Task instructions = Retype the lines that run from the start of the records through the line containing "legend-team-totals-line[interactable]: Team Totals", including both ends.
--
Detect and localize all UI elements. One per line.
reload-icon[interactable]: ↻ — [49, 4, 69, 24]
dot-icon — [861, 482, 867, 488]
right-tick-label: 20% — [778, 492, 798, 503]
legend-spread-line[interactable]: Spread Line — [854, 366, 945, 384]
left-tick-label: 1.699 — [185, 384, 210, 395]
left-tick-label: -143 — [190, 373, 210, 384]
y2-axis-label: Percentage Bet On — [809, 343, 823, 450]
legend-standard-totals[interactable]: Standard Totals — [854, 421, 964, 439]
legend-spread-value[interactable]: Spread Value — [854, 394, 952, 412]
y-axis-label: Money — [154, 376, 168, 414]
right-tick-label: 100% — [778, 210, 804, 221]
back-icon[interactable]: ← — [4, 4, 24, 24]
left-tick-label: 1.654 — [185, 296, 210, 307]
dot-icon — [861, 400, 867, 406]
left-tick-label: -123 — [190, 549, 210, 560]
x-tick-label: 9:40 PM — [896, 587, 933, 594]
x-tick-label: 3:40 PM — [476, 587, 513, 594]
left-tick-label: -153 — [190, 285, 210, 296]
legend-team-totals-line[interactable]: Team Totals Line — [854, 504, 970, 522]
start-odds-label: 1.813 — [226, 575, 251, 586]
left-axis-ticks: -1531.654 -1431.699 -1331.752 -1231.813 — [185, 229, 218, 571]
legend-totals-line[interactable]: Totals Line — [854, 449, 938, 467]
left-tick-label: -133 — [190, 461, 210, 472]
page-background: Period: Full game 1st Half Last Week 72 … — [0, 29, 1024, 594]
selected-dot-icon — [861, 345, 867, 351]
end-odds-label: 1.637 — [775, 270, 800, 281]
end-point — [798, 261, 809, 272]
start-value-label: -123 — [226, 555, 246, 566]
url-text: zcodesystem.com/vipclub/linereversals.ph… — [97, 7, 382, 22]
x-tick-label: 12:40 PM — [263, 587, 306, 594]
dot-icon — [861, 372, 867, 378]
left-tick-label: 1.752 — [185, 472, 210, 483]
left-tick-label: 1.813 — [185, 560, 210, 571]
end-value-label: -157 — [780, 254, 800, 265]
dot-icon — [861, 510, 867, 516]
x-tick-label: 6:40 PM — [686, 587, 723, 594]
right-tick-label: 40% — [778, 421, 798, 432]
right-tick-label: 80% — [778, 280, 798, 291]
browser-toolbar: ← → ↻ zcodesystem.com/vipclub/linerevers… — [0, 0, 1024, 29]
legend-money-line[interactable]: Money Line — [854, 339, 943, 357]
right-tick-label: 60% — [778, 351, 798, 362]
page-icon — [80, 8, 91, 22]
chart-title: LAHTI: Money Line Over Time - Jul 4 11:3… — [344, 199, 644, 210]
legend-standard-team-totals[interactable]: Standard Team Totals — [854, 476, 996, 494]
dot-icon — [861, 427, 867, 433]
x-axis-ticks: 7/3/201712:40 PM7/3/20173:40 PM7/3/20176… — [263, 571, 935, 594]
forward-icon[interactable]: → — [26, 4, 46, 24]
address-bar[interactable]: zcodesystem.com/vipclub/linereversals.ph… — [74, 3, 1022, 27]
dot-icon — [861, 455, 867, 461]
--
The output =
Detect and localize all UI elements. One per line.
reload-icon[interactable]: ↻ — [49, 4, 69, 24]
dot-icon — [861, 482, 867, 488]
right-tick-label: 20% — [778, 492, 798, 503]
legend-spread-line[interactable]: Spread Line — [854, 366, 945, 384]
left-tick-label: 1.699 — [185, 384, 210, 395]
left-tick-label: -143 — [190, 373, 210, 384]
y2-axis-label: Percentage Bet On — [809, 343, 823, 450]
legend-standard-totals[interactable]: Standard Totals — [854, 421, 964, 439]
legend-spread-value[interactable]: Spread Value — [854, 394, 952, 412]
y-axis-label: Money — [154, 376, 168, 414]
right-tick-label: 100% — [778, 210, 804, 221]
back-icon[interactable]: ← — [4, 4, 24, 24]
left-tick-label: 1.654 — [185, 296, 210, 307]
dot-icon — [861, 400, 867, 406]
left-tick-label: -123 — [190, 549, 210, 560]
x-tick-label: 9:40 PM — [896, 587, 933, 594]
x-tick-label: 3:40 PM — [476, 587, 513, 594]
left-tick-label: -153 — [190, 285, 210, 296]
legend-team-totals-line[interactable]: Team Totals Line — [854, 504, 970, 522]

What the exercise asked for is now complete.